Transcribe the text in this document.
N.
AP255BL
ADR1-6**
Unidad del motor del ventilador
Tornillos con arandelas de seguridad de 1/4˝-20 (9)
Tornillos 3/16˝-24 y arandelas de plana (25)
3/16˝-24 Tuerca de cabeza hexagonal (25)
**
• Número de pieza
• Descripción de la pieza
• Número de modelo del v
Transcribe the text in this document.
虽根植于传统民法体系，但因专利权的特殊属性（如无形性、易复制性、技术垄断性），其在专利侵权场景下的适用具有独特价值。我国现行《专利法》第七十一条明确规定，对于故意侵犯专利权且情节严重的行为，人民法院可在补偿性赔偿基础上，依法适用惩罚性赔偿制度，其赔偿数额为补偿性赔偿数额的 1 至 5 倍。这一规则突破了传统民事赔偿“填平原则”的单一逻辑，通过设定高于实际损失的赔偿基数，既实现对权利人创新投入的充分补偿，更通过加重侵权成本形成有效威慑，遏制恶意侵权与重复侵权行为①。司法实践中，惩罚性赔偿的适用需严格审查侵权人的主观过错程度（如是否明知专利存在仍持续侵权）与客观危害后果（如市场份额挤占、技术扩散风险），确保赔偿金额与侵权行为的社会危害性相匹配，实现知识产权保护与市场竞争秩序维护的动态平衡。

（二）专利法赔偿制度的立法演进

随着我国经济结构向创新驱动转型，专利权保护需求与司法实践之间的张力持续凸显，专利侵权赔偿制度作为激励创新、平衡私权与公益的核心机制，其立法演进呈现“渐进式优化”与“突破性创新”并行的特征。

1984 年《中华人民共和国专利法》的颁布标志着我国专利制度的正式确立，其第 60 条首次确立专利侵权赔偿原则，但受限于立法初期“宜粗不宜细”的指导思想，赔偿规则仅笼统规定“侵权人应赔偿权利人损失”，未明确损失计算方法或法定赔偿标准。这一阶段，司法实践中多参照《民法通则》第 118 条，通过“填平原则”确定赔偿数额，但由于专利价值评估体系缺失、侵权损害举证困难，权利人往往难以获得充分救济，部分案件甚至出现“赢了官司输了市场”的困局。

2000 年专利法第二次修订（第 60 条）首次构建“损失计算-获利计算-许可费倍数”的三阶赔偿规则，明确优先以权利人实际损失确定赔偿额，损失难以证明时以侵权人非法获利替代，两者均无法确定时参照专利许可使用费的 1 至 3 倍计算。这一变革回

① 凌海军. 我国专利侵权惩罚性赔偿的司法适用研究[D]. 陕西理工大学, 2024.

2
--*--
• _Exercise goal_
Go through the listing above and locate each line that holds the word "填平原则". Copy those lines.

• _In response_
虽根植于传统民法体系，但因专利权的特殊属性（如无形性、易复制性、技术垄断性），其在专利侵权场景下的适用具有独特价值。我国现行《专利法》第七十一条明确规定，对于故意侵犯专利权且情节严重的行为，人民法院可在补偿性赔偿基础上，依法适用惩罚性赔偿制度，其赔偿数额为补偿性赔偿数额的 1 至 5 倍。这一规则突破了传统民事赔偿“填平原则”的单一逻辑，通过设定高于实际损失的赔偿基数，既实现对权利人创新投入的充分补偿，更通过加重侵权成本形成有效威慑，遏制恶意侵权与重复侵权行为①。司法实践中，惩罚性赔偿的适用需严格审查侵权人的主观过错程度（如是否明知专利存在仍持续侵权）与客观危害后果（如市场份额挤占、技术扩散风险），确保赔偿金额与侵权行为的社会危害性相匹配，实现知识产权保护与市场竞争秩序维护的动态平衡。
1984 年《中华人民共和国专利法》的颁布标志着我国专利制度的正式确立，其第 60 条首次确立专利侵权赔偿原则，但受限于立法初期“宜粗不宜细”的指导思想，赔偿规则仅笼统规定“侵权人应赔偿权利人损失”，未明确损失计算方法或法定赔偿标准。这一阶段，司法实践中多参照《民法通则》第 118 条，通过“填平原则”确定赔偿数额，但由于专利价值评估体系缺失、侵权损害举证困难，权利人往往难以获得充分救济，部分案件甚至出现“赢了官司输了市场”的困局。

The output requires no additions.